What is asked
- A) Answer each of these questions about the campaign commentary, one line per answer, labeled (i), (ii), (iii):
(i) Who dumped a load of negative ads on Newt Gingrich?
(ii) According to the Romney people, where did the ads run?
(iii) What event does the writer recall writing about?
- B) Please carry the campaign commentary forward from the point where it stops.

Text shown
What have we learned in this campaign so far? Mainly that money is still the most powerful force in American politics, and that the Internet has made negative ads more powerful than ever.

Take the case of Newt Gingrich. He zoomed to the top of the polls until Mitt Romney and Ron Paul dumped a load of negative ads on him. Down he went.

The Romney people were saying Newt's fall wasn't all their doing - the ads ran only in Iowa, and Gingrich's popularity also went down in New Hampshire and South Carolina, too.

Well, that's not quite right: The ads WERE seen in those states, and everywhere else! Not once but over and over - on cable shows and websites, and then hashed out on blogs, Twitter and Facebook and all the places people get their news today.

When the Berlin Wall fell, I remember writing that in the television age there were no secrets on the other side of the tracks - people in the East could see a better way of life in the West on television and they wanted it, and the wall came down.

Dataset rows
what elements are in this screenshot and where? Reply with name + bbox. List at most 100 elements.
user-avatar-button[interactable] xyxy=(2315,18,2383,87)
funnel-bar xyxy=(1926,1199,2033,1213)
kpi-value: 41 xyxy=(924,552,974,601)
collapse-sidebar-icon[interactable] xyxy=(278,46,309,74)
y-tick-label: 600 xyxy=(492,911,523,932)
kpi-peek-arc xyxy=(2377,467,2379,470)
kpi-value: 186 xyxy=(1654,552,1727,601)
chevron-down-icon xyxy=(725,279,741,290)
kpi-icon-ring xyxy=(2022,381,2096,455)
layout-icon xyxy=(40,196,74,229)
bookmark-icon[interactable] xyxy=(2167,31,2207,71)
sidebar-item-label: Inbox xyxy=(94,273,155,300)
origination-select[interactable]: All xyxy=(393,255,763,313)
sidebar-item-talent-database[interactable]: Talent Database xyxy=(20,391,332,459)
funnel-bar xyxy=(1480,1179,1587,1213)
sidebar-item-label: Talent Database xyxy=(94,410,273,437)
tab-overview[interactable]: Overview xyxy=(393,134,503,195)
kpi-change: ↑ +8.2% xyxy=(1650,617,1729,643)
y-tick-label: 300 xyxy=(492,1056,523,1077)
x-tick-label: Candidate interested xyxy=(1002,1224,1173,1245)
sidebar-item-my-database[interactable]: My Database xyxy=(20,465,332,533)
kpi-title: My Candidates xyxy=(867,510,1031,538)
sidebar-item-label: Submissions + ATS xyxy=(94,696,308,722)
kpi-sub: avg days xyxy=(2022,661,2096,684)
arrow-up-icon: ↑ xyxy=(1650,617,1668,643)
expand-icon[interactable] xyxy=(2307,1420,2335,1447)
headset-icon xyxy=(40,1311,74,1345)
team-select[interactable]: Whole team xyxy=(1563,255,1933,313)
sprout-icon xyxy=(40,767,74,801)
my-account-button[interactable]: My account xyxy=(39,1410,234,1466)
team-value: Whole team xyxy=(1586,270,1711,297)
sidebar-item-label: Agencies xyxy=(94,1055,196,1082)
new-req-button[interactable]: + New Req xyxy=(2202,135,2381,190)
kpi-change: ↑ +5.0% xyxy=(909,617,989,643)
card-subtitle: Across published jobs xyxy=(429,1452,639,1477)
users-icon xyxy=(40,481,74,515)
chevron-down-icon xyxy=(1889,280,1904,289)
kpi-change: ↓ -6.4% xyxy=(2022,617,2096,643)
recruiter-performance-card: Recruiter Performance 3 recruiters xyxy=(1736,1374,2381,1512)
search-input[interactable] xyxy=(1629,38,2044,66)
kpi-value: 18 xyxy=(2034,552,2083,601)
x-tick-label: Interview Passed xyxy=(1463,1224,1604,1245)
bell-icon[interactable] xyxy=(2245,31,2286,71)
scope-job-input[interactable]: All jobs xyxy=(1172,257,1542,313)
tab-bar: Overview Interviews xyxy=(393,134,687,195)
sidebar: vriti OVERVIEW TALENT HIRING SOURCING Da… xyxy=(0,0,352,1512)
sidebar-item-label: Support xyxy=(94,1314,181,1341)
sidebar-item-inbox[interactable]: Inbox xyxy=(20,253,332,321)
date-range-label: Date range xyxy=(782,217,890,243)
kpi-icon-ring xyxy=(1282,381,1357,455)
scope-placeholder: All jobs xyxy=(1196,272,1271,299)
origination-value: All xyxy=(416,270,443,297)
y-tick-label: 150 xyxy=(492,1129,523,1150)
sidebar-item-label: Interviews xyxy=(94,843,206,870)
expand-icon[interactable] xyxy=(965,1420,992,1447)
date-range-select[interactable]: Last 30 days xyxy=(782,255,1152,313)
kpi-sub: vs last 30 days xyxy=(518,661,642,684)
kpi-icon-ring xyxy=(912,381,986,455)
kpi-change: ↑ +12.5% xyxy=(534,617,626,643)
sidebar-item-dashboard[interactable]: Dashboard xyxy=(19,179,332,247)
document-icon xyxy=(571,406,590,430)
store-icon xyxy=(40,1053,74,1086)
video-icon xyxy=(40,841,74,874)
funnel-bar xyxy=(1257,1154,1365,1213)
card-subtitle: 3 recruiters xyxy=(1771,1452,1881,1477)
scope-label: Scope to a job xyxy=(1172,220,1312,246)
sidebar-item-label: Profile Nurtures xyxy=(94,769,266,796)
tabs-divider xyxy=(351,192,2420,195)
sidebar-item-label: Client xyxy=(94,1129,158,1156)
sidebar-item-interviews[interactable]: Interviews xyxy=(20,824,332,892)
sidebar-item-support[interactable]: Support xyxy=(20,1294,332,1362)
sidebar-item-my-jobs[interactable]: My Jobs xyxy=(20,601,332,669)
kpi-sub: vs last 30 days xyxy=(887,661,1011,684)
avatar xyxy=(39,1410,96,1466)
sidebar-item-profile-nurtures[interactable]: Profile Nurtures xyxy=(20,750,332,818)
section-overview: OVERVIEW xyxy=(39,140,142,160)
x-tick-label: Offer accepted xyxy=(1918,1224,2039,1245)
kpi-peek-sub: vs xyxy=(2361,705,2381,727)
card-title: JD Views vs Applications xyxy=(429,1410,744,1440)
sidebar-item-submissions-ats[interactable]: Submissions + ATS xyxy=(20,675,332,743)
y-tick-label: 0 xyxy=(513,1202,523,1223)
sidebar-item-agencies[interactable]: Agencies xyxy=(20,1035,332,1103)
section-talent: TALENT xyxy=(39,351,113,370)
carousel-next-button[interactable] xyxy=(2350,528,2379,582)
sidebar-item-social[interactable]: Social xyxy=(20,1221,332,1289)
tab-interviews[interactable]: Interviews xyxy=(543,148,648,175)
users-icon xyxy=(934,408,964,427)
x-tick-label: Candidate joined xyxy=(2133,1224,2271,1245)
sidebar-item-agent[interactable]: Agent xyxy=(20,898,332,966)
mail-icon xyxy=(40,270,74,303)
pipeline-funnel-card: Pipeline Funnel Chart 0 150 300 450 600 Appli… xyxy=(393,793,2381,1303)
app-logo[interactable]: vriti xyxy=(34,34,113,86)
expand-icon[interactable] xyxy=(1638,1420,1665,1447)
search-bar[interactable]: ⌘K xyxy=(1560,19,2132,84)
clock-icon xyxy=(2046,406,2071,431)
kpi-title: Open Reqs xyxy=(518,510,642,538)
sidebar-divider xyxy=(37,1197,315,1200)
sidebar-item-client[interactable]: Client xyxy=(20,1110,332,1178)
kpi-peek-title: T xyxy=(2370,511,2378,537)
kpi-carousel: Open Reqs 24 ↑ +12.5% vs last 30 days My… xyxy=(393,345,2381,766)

Solved problems
- A)
(i) Mitt Romney and Ron Paul
(ii) Only in Iowa
(iii) The fall of the Berlin Wall

- B)
In the age of the Internet, we see not just beyond the tracks but over the mountains BEHIND the tracks and behind the house and under the bed.

A television ad runs in Iowa and in seconds it's being seen in Bangor, Maine and Waco, Texas.

This is probably better over all, but not always - social media has redefined privacy, everything is out there now, and I can't get very excited about extending the reach of negative ads.

But as a friend of mine who used to work here once said, "That's the way it is."